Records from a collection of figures
##############################
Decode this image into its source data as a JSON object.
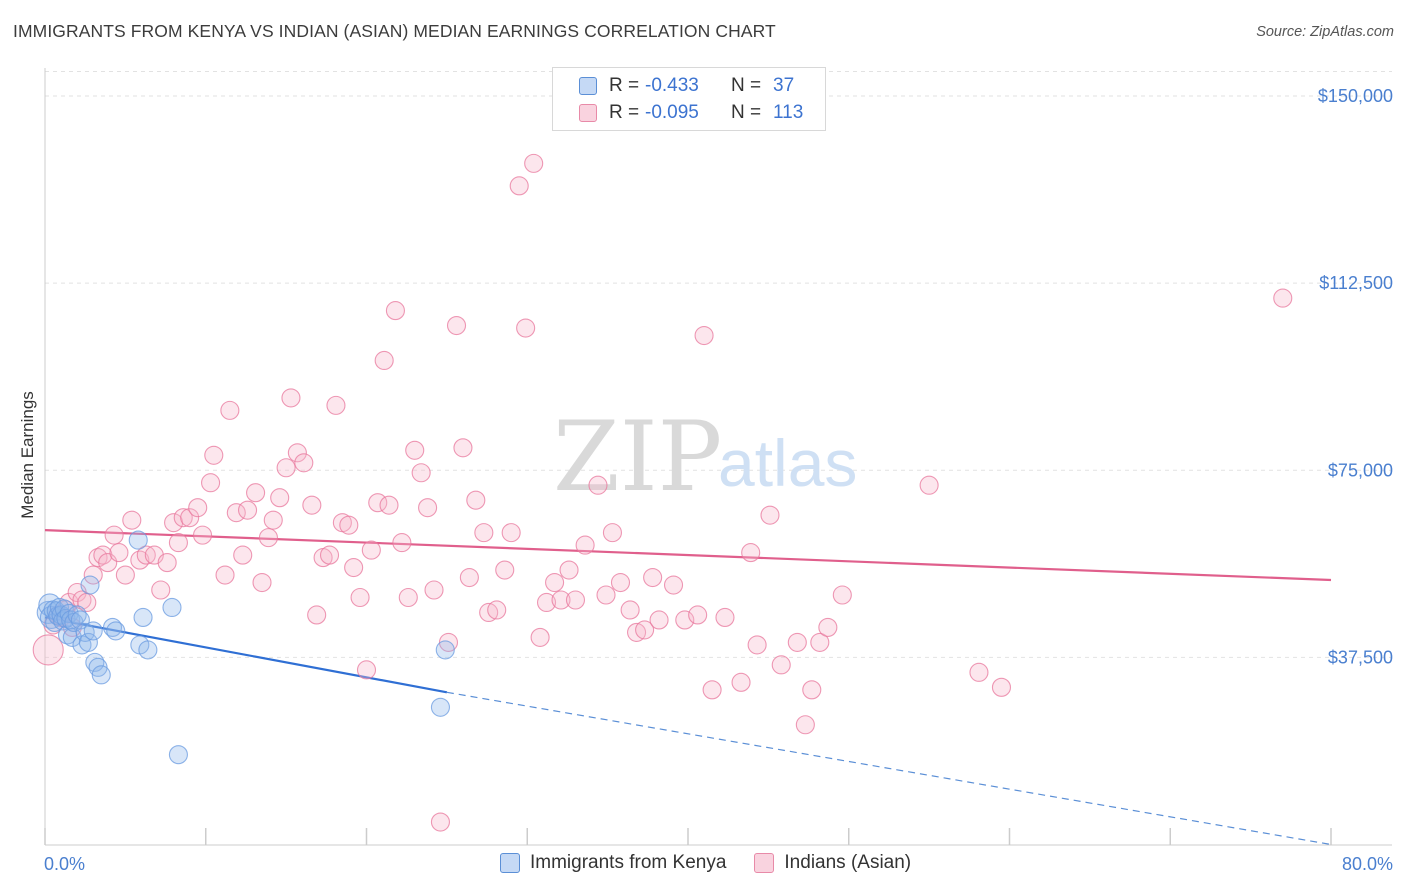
{
  "header": {
    "title": "IMMIGRANTS FROM KENYA VS INDIAN (ASIAN) MEDIAN EARNINGS CORRELATION CHART",
    "source": "Source: ZipAtlas.com"
  },
  "watermark": {
    "zip": "ZIP",
    "atlas": "atlas"
  },
  "legend": {
    "rows": [
      {
        "r_label": "R =",
        "r_value": "-0.433",
        "n_label": "N =",
        "n_value": "37",
        "color": "#8fb6ea",
        "border": "#5b8fd6"
      },
      {
        "r_label": "R =",
        "r_value": "-0.095",
        "n_label": "N =",
        "n_value": "113",
        "color": "#f5b8cb",
        "border": "#e88aa8"
      }
    ]
  },
  "bottom_legend": {
    "items": [
      {
        "label": "Immigrants from Kenya",
        "color": "#c5d9f5",
        "border": "#5b8fd6"
      },
      {
        "label": "Indians (Asian)",
        "color": "#f9d3df",
        "border": "#e88aa8"
      }
    ]
  },
  "chart_data": {
    "type": "scatter",
    "title": "IMMIGRANTS FROM KENYA VS INDIAN (ASIAN) MEDIAN EARNINGS CORRELATION CHART",
    "xlabel": "",
    "ylabel": "Median Earnings",
    "xlim": [
      0,
      80
    ],
    "ylim": [
      0,
      155000
    ],
    "x_tick_labels": [
      "0.0%",
      "80.0%"
    ],
    "y_ticks": [
      37500,
      75000,
      112500,
      150000
    ],
    "y_tick_labels": [
      "$37,500",
      "$75,000",
      "$112,500",
      "$150,000"
    ],
    "grid": true,
    "series": [
      {
        "name": "Immigrants from Kenya",
        "color": "#6a9be0",
        "fill": "rgba(143,182,234,0.35)",
        "trend": {
          "x": [
            0,
            25
          ],
          "y": [
            45500,
            30500
          ],
          "dashed_to": [
            80,
            0
          ]
        },
        "points": [
          [
            0.2,
            46500
          ],
          [
            0.3,
            48000
          ],
          [
            0.4,
            45500
          ],
          [
            0.5,
            47000
          ],
          [
            0.6,
            44500
          ],
          [
            0.7,
            46800
          ],
          [
            0.8,
            45800
          ],
          [
            0.9,
            47500
          ],
          [
            1.0,
            46000
          ],
          [
            1.1,
            44800
          ],
          [
            1.2,
            47200
          ],
          [
            1.3,
            45300
          ],
          [
            1.4,
            42000
          ],
          [
            1.5,
            46300
          ],
          [
            1.6,
            45000
          ],
          [
            1.7,
            41500
          ],
          [
            1.8,
            44500
          ],
          [
            2.0,
            46000
          ],
          [
            2.2,
            45000
          ],
          [
            2.3,
            40000
          ],
          [
            2.5,
            42500
          ],
          [
            2.7,
            40500
          ],
          [
            2.8,
            52000
          ],
          [
            3.0,
            42800
          ],
          [
            3.1,
            36500
          ],
          [
            3.3,
            35500
          ],
          [
            3.5,
            34000
          ],
          [
            4.2,
            43500
          ],
          [
            4.4,
            42800
          ],
          [
            5.8,
            61000
          ],
          [
            5.9,
            40000
          ],
          [
            6.1,
            45500
          ],
          [
            6.4,
            39000
          ],
          [
            7.9,
            47500
          ],
          [
            8.3,
            18000
          ],
          [
            24.6,
            27500
          ],
          [
            24.9,
            39000
          ]
        ]
      },
      {
        "name": "Indians (Asian)",
        "color": "#e8779c",
        "fill": "rgba(245,184,203,0.35)",
        "trend": {
          "x": [
            0,
            80
          ],
          "y": [
            63000,
            53000
          ]
        },
        "points": [
          [
            0.2,
            39000
          ],
          [
            0.5,
            44000
          ],
          [
            0.8,
            46000
          ],
          [
            1.0,
            45500
          ],
          [
            1.3,
            47000
          ],
          [
            1.5,
            48500
          ],
          [
            1.7,
            43500
          ],
          [
            2.0,
            50500
          ],
          [
            2.3,
            49000
          ],
          [
            2.6,
            48500
          ],
          [
            3.0,
            54000
          ],
          [
            3.3,
            57500
          ],
          [
            3.6,
            58000
          ],
          [
            3.9,
            56500
          ],
          [
            4.3,
            62000
          ],
          [
            4.6,
            58500
          ],
          [
            5.0,
            54000
          ],
          [
            5.4,
            65000
          ],
          [
            5.9,
            57000
          ],
          [
            6.3,
            58000
          ],
          [
            6.8,
            58000
          ],
          [
            7.2,
            51000
          ],
          [
            7.6,
            56500
          ],
          [
            8.0,
            64500
          ],
          [
            8.3,
            60500
          ],
          [
            8.6,
            65500
          ],
          [
            9.0,
            65500
          ],
          [
            9.5,
            67500
          ],
          [
            9.8,
            62000
          ],
          [
            10.3,
            72500
          ],
          [
            10.5,
            78000
          ],
          [
            11.2,
            54000
          ],
          [
            11.5,
            87000
          ],
          [
            11.9,
            66500
          ],
          [
            12.3,
            58000
          ],
          [
            12.6,
            67000
          ],
          [
            13.1,
            70500
          ],
          [
            13.5,
            52500
          ],
          [
            13.9,
            61500
          ],
          [
            14.2,
            65000
          ],
          [
            14.6,
            69500
          ],
          [
            15.0,
            75500
          ],
          [
            15.3,
            89500
          ],
          [
            15.7,
            78500
          ],
          [
            16.1,
            76500
          ],
          [
            16.6,
            68000
          ],
          [
            16.9,
            46000
          ],
          [
            17.3,
            57500
          ],
          [
            17.7,
            58000
          ],
          [
            18.1,
            88000
          ],
          [
            18.5,
            64500
          ],
          [
            18.9,
            64000
          ],
          [
            19.2,
            55500
          ],
          [
            19.6,
            49500
          ],
          [
            20.0,
            35000
          ],
          [
            20.3,
            59000
          ],
          [
            20.7,
            68500
          ],
          [
            21.1,
            97000
          ],
          [
            21.4,
            68000
          ],
          [
            21.8,
            107000
          ],
          [
            22.2,
            60500
          ],
          [
            22.6,
            49500
          ],
          [
            23.0,
            79000
          ],
          [
            23.4,
            74500
          ],
          [
            23.8,
            67500
          ],
          [
            24.2,
            51000
          ],
          [
            24.6,
            4500
          ],
          [
            25.1,
            40500
          ],
          [
            25.6,
            104000
          ],
          [
            26.0,
            79500
          ],
          [
            26.4,
            53500
          ],
          [
            26.8,
            69000
          ],
          [
            27.3,
            62500
          ],
          [
            27.6,
            46500
          ],
          [
            28.1,
            47000
          ],
          [
            28.6,
            55000
          ],
          [
            29.0,
            62500
          ],
          [
            29.5,
            132000
          ],
          [
            29.9,
            103500
          ],
          [
            30.4,
            136500
          ],
          [
            30.8,
            41500
          ],
          [
            31.2,
            48500
          ],
          [
            31.7,
            52500
          ],
          [
            32.1,
            49000
          ],
          [
            32.6,
            55000
          ],
          [
            33.0,
            49000
          ],
          [
            33.6,
            60000
          ],
          [
            34.4,
            72000
          ],
          [
            34.9,
            50000
          ],
          [
            35.3,
            62500
          ],
          [
            35.8,
            52500
          ],
          [
            36.4,
            47000
          ],
          [
            36.8,
            42500
          ],
          [
            37.3,
            43000
          ],
          [
            37.8,
            53500
          ],
          [
            38.2,
            45000
          ],
          [
            39.1,
            52000
          ],
          [
            39.8,
            45000
          ],
          [
            40.6,
            46000
          ],
          [
            41.0,
            102000
          ],
          [
            41.5,
            31000
          ],
          [
            42.3,
            45500
          ],
          [
            43.3,
            32500
          ],
          [
            43.9,
            58500
          ],
          [
            44.3,
            40000
          ],
          [
            45.1,
            66000
          ],
          [
            45.8,
            36000
          ],
          [
            46.8,
            40500
          ],
          [
            47.3,
            24000
          ],
          [
            47.7,
            31000
          ],
          [
            48.2,
            40500
          ],
          [
            48.7,
            43500
          ],
          [
            49.6,
            50000
          ],
          [
            55.0,
            72000
          ],
          [
            58.1,
            34500
          ],
          [
            59.5,
            31500
          ],
          [
            77.0,
            109500
          ]
        ]
      }
    ]
  }
}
##############################
DIRECTIVE: Copy out every line from the data above that has "rgba" in it.

EXERCISE ANSWER:
        "fill": "rgba(143,182,234,0.35)",
        "fill": "rgba(245,184,203,0.35)",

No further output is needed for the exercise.